**Task details**: Reproduce all the entries precisely.

══ Input ══

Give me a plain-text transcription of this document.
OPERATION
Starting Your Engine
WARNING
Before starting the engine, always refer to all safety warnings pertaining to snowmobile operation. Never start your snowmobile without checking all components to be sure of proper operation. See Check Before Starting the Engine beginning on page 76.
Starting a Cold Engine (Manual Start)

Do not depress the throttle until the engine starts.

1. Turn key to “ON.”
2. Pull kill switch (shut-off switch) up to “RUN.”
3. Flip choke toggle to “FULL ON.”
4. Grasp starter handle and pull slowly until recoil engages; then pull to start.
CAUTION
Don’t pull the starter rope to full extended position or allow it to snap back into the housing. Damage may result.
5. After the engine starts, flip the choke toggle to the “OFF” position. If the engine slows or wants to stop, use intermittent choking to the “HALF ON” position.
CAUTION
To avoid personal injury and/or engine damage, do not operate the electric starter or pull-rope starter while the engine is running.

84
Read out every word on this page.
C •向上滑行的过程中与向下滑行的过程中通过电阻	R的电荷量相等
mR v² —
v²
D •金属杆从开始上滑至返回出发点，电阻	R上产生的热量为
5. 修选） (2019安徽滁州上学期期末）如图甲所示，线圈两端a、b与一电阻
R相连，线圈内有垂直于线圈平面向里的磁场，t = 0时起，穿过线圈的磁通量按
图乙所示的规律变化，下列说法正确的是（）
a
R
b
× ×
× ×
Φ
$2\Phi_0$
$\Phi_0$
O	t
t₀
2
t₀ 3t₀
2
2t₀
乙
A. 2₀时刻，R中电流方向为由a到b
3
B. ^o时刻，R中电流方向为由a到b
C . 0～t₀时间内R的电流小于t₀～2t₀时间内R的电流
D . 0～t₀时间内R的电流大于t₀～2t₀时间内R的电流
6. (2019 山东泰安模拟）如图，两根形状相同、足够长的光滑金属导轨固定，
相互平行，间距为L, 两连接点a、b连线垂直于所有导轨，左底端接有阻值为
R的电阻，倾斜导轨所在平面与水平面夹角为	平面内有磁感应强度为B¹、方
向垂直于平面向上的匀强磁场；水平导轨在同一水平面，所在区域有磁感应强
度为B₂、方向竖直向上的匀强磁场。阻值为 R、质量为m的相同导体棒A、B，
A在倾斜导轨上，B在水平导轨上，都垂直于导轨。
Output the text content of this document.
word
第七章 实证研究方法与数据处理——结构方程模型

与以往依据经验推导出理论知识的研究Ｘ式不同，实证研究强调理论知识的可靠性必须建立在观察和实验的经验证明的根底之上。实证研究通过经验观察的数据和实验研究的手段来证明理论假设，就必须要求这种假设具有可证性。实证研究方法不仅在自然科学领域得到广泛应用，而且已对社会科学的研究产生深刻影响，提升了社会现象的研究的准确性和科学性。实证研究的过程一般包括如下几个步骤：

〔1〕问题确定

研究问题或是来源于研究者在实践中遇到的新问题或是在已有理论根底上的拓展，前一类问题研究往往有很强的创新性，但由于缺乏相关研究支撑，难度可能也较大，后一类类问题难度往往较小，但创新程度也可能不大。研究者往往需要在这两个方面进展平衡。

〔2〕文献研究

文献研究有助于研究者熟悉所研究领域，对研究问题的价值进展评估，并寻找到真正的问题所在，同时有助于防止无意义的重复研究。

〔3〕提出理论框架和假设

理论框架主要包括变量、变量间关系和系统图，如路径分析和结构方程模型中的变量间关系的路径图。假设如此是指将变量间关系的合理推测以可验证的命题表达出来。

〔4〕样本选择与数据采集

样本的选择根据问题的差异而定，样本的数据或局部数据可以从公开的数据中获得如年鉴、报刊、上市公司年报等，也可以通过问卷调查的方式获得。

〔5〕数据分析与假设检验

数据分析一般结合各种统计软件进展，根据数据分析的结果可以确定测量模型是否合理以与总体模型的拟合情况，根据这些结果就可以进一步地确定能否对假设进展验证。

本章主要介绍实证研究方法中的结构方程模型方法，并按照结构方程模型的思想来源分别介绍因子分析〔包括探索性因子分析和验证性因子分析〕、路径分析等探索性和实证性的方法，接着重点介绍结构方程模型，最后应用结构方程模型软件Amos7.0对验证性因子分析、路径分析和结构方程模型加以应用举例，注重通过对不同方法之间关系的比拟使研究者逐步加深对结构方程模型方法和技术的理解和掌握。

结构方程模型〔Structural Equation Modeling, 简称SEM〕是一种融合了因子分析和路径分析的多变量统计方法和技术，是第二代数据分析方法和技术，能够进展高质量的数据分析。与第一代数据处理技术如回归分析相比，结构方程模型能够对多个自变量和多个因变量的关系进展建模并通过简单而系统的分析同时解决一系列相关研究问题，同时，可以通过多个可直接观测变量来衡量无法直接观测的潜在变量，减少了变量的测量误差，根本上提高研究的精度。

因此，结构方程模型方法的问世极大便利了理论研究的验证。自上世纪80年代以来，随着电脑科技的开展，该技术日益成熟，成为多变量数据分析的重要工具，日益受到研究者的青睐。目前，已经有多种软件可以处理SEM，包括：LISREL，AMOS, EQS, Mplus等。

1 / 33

═══

**Answer for this exercise**:
Give me a plain-text transcription of this document.
OPERATION
Starting Your Engine
WARNING
Before starting the engine, always refer to all safety warnings pertaining to snowmobile operation. Never start your snowmobile without checking all components to be sure of proper operation. See Check Before Starting the Engine beginning on page 76.
Starting a Cold Engine (Manual Start)

Do not depress the throttle until the engine starts.

1. Turn key to “ON.”
2. Pull kill switch (shut-off switch) up to “RUN.”
3. Flip choke toggle to “FULL ON.”
4. Grasp starter handle and pull slowly until recoil engages; then pull to start.
CAUTION
Don’t pull the starter rope to full extended position or allow it to snap back into the housing. Damage may result.
5. After the engine starts, flip the choke toggle to the “OFF” position. If the engine slows or wants to stop, use intermittent choking to the “HALF ON” position.
CAUTION
To avoid personal injury and/or engine damage, do not operate the electric starter or pull-rope starter while the engine is running.

84
Read out every word on this page.
C •向上滑行的过程中与向下滑行的过程中通过电阻	R的电荷量相等
mR v² —
v²
D •金属杆从开始上滑至返回出发点，电阻	R上产生的热量为
5. 修选） (2019安徽滁州上学期期末）如图甲所示，线圈两端a、b与一电阻
R相连，线圈内有垂直于线圈平面向里的磁场，t = 0时起，穿过线圈的磁通量按
图乙所示的规律变化，下列说法正确的是（）
a
R
b
× ×
× ×
Φ
$2\Phi_0$
$\Phi_0$
O	t
t₀
2
t₀ 3t₀
2
2t₀
乙
A. 2₀时刻，R中电流方向为由a到b
3
B. ^o时刻，R中电流方向为由a到b
C . 0～t₀时间内R的电流小于t₀～2t₀时间内R的电流
D . 0～t₀时间内R的电流大于t₀～2t₀时间内R的电流
6. (2019 山东泰安模拟）如图，两根形状相同、足够长的光滑金属导轨固定，
相互平行，间距为L, 两连接点a、b连线垂直于所有导轨，左底端接有阻值为
R的电阻，倾斜导轨所在平面与水平面夹角为	平面内有磁感应强度为B¹、方
向垂直于平面向上的匀强磁场；水平导轨在同一水平面，所在区域有磁感应强
度为B₂、方向竖直向上的匀强磁场。阻值为 R、质量为m的相同导体棒A、B，
A在倾斜导轨上，B在水平导轨上，都垂直于导轨。
Output the text content of this document.
word
第七章 实证研究方法与数据处理——结构方程模型

与以往依据经验推导出理论知识的研究Ｘ式不同，实证研究强调理论知识的可靠性必须建立在观察和实验的经验证明的根底之上。实证研究通过经验观察的数据和实验研究的手段来证明理论假设，就必须要求这种假设具有可证性。实证研究方法不仅在自然科学领域得到广泛应用，而且已对社会科学的研究产生深刻影响，提升了社会现象的研究的准确性和科学性。实证研究的过程一般包括如下几个步骤：

〔1〕问题确定

研究问题或是来源于研究者在实践中遇到的新问题或是在已有理论根底上的拓展，前一类问题研究往往有很强的创新性，但由于缺乏相关研究支撑，难度可能也较大，后一类类问题难度往往较小，但创新程度也可能不大。研究者往往需要在这两个方面进展平衡。

〔2〕文献研究

文献研究有助于研究者熟悉所研究领域，对研究问题的价值进展评估，并寻找到真正的问题所在，同时有助于防止无意义的重复研究。

〔3〕提出理论框架和假设

理论框架主要包括变量、变量间关系和系统图，如路径分析和结构方程模型中的变量间关系的路径图。假设如此是指将变量间关系的合理推测以可验证的命题表达出来。

〔4〕样本选择与数据采集

样本的选择根据问题的差异而定，样本的数据或局部数据可以从公开的数据中获得如年鉴、报刊、上市公司年报等，也可以通过问卷调查的方式获得。

〔5〕数据分析与假设检验

数据分析一般结合各种统计软件进展，根据数据分析的结果可以确定测量模型是否合理以与总体模型的拟合情况，根据这些结果就可以进一步地确定能否对假设进展验证。

本章主要介绍实证研究方法中的结构方程模型方法，并按照结构方程模型的思想来源分别介绍因子分析〔包括探索性因子分析和验证性因子分析〕、路径分析等探索性和实证性的方法，接着重点介绍结构方程模型，最后应用结构方程模型软件Amos7.0对验证性因子分析、路径分析和结构方程模型加以应用举例，注重通过对不同方法之间关系的比拟使研究者逐步加深对结构方程模型方法和技术的理解和掌握。

结构方程模型〔Structural Equation Modeling, 简称SEM〕是一种融合了因子分析和路径分析的多变量统计方法和技术，是第二代数据分析方法和技术，能够进展高质量的数据分析。与第一代数据处理技术如回归分析相比，结构方程模型能够对多个自变量和多个因变量的关系进展建模并通过简单而系统的分析同时解决一系列相关研究问题，同时，可以通过多个可直接观测变量来衡量无法直接观测的潜在变量，减少了变量的测量误差，根本上提高研究的精度。

因此，结构方程模型方法的问世极大便利了理论研究的验证。自上世纪80年代以来，随着电脑科技的开展，该技术日益成熟，成为多变量数据分析的重要工具，日益受到研究者的青睐。目前，已经有多种软件可以处理SEM，包括：LISREL，AMOS, EQS, Mplus等。

1 / 33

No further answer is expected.